Directive: Copy each line of the records that contains the word "DadsWorksheets".

Material to process:
--------------------------------
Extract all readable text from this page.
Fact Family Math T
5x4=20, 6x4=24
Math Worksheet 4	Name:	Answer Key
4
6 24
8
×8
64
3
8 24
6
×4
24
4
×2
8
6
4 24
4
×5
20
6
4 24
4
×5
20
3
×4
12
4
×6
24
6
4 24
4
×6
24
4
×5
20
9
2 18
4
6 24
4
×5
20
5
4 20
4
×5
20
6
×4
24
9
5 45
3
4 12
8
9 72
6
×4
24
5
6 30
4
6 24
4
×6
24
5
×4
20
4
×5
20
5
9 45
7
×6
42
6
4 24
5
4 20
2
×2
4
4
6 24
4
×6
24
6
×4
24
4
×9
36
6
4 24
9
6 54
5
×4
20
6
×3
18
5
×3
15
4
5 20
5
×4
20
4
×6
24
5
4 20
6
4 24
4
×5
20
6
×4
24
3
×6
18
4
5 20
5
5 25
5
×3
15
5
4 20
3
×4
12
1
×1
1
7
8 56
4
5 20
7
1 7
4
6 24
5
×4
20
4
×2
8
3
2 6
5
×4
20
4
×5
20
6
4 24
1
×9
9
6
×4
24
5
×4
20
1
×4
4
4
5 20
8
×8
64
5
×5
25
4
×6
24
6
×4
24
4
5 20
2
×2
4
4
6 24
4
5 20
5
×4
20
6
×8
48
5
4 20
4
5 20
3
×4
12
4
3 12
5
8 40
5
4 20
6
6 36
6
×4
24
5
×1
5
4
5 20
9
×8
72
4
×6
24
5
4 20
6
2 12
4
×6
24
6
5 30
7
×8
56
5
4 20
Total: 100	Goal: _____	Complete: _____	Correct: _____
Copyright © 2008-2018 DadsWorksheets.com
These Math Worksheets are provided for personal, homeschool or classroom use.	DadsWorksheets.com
--------------------------------
Reply to the exercise:
Copyright © 2008-2018 DadsWorksheets.com
These Math Worksheets are provided for personal, homeschool or classroom use.	DadsWorksheets.com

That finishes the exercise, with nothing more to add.